:: Aim ::
Pictures do not belong in the copy; quote every entry below exactly.
-- Start of Information provided --
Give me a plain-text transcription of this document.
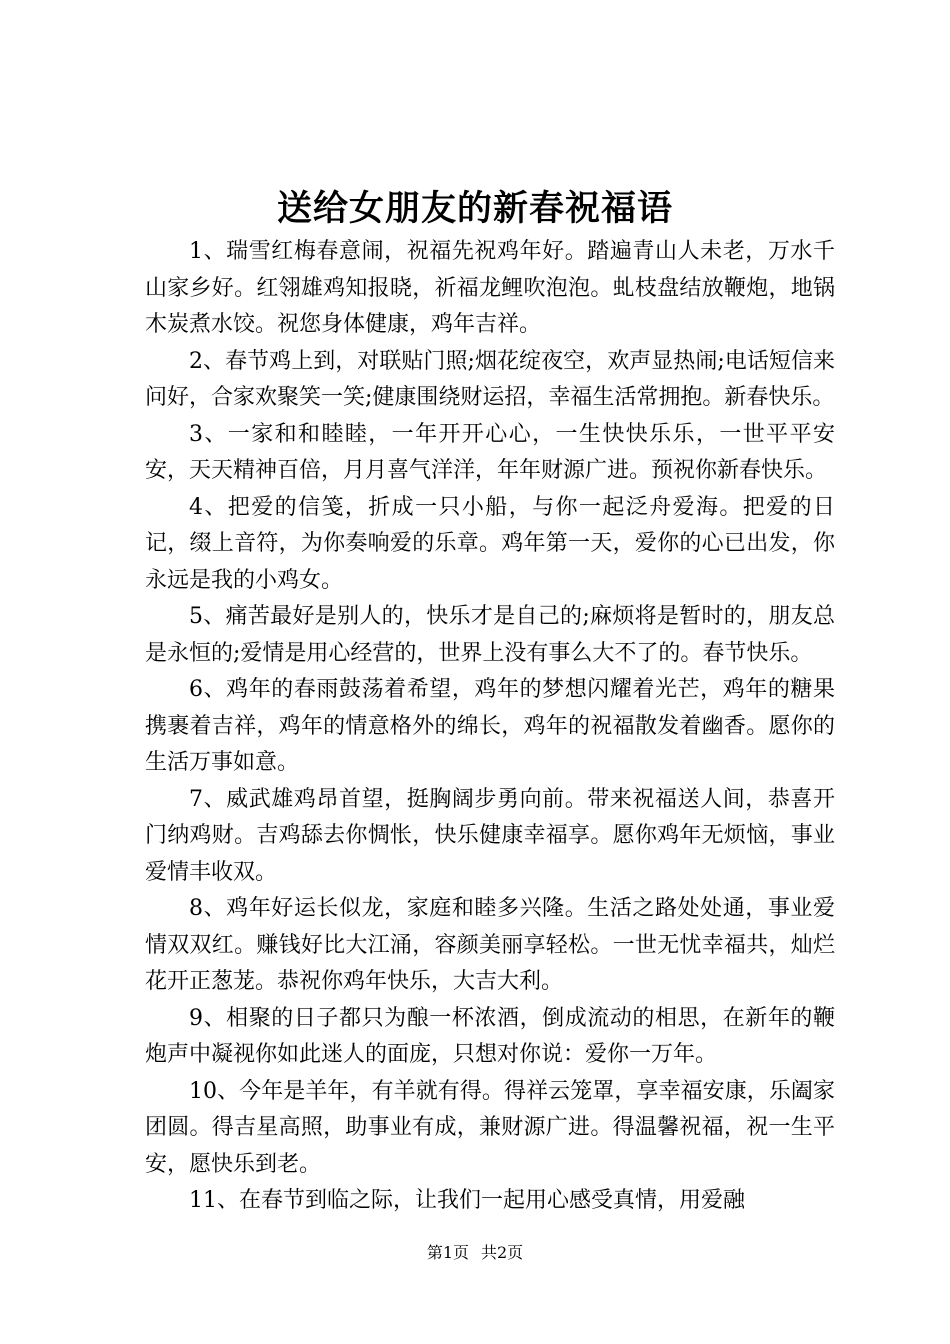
送给女朋友的新春祝福语

1、瑞雪红梅春意闹，祝福先祝鸡年好。踏遍青山人未老，万水千山家乡好。红翎雄鸡知报晓，祈福龙鲤吹泡泡。虬枝盘结放鞭炮，地锅木炭煮水饺。祝您身体健康，鸡年吉祥。

2、春节鸡上到，对联贴门照;烟花绽夜空，欢声显热闹;电话短信来问好，合家欢聚笑一笑;健康围绕财运招，幸福生活常拥抱。新春快乐。

3、一家和和睦睦，一年开开心心，一生快快乐乐，一世平平安安，天天精神百倍，月月喜气洋洋，年年财源广进。预祝你新春快乐。

4、把爱的信笺，折成一只小船，与你一起泛舟爱海。把爱的日记，缀上音符，为你奏响爱的乐章。鸡年第一天，爱你的心已出发，你永远是我的小鸡女。

5、痛苦最好是别人的，快乐才是自己的;麻烦将是暂时的，朋友总是永恒的;爱情是用心经营的，世界上没有事么大不了的。春节快乐。

6、鸡年的春雨鼓荡着希望，鸡年的梦想闪耀着光芒，鸡年的糖果携裹着吉祥，鸡年的情意格外的绵长，鸡年的祝福散发着幽香。愿你的生活万事如意。

7、威武雄鸡昂首望，挺胸阔步勇向前。带来祝福送人间，恭喜开门纳鸡财。吉鸡舔去你惆怅，快乐健康幸福享。愿你鸡年无烦恼，事业爱情丰收双。

8、鸡年好运长似龙，家庭和睦多兴隆。生活之路处处通，事业爱情双双红。赚钱好比大江涌，容颜美丽享轻松。一世无忧幸福共，灿烂花开正葱茏。恭祝你鸡年快乐，大吉大利。

9、相聚的日子都只为酿一杯浓酒，倒成流动的相思，在新年的鞭炮声中凝视你如此迷人的面庞，只想对你说：爱你一万年。

10、今年是羊年，有羊就有得。得祥云笼罩，享幸福安康，乐阖家团圆。得吉星高照，助事业有成，兼财源广进。得温馨祝福，祝一生平安，愿快乐到老。

11、在春节到临之际，让我们一起用心感受真情，用爱融

第1页 共2页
-- End of Information provided --
:: Answer in full ::
Give me a plain-text transcription of this document.
送给女朋友的新春祝福语

1、瑞雪红梅春意闹，祝福先祝鸡年好。踏遍青山人未老，万水千山家乡好。红翎雄鸡知报晓，祈福龙鲤吹泡泡。虬枝盘结放鞭炮，地锅木炭煮水饺。祝您身体健康，鸡年吉祥。

2、春节鸡上到，对联贴门照;烟花绽夜空，欢声显热闹;电话短信来问好，合家欢聚笑一笑;健康围绕财运招，幸福生活常拥抱。新春快乐。

3、一家和和睦睦，一年开开心心，一生快快乐乐，一世平平安安，天天精神百倍，月月喜气洋洋，年年财源广进。预祝你新春快乐。

4、把爱的信笺，折成一只小船，与你一起泛舟爱海。把爱的日记，缀上音符，为你奏响爱的乐章。鸡年第一天，爱你的心已出发，你永远是我的小鸡女。

5、痛苦最好是别人的，快乐才是自己的;麻烦将是暂时的，朋友总是永恒的;爱情是用心经营的，世界上没有事么大不了的。春节快乐。

6、鸡年的春雨鼓荡着希望，鸡年的梦想闪耀着光芒，鸡年的糖果携裹着吉祥，鸡年的情意格外的绵长，鸡年的祝福散发着幽香。愿你的生活万事如意。

7、威武雄鸡昂首望，挺胸阔步勇向前。带来祝福送人间，恭喜开门纳鸡财。吉鸡舔去你惆怅，快乐健康幸福享。愿你鸡年无烦恼，事业爱情丰收双。

8、鸡年好运长似龙，家庭和睦多兴隆。生活之路处处通，事业爱情双双红。赚钱好比大江涌，容颜美丽享轻松。一世无忧幸福共，灿烂花开正葱茏。恭祝你鸡年快乐，大吉大利。

9、相聚的日子都只为酿一杯浓酒，倒成流动的相思，在新年的鞭炮声中凝视你如此迷人的面庞，只想对你说：爱你一万年。

10、今年是羊年，有羊就有得。得祥云笼罩，享幸福安康，乐阖家团圆。得吉星高照，助事业有成，兼财源广进。得温馨祝福，祝一生平安，愿快乐到老。

11、在春节到临之际，让我们一起用心感受真情，用爱融

第1页 共2页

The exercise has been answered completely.